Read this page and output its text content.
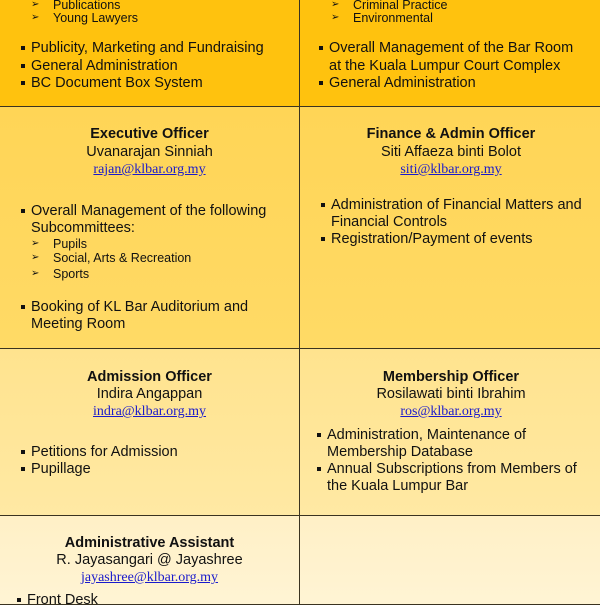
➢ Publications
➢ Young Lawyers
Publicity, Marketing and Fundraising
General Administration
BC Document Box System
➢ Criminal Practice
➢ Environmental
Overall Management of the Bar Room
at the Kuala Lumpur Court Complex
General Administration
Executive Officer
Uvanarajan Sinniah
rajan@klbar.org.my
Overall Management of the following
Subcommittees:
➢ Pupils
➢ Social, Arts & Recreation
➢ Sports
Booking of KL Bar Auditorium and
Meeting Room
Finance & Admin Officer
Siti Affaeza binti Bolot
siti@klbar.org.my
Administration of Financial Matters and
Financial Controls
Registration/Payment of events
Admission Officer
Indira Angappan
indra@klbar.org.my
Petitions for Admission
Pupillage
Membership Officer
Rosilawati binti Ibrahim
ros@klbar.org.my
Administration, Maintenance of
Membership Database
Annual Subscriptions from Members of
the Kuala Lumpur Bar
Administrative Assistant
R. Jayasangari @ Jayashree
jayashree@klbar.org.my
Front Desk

AIM OF THE EXERCISE =>
Using the records above, copy each line that contains "Management".

RESULT =>
Overall Management of the Bar Room
Overall Management of the following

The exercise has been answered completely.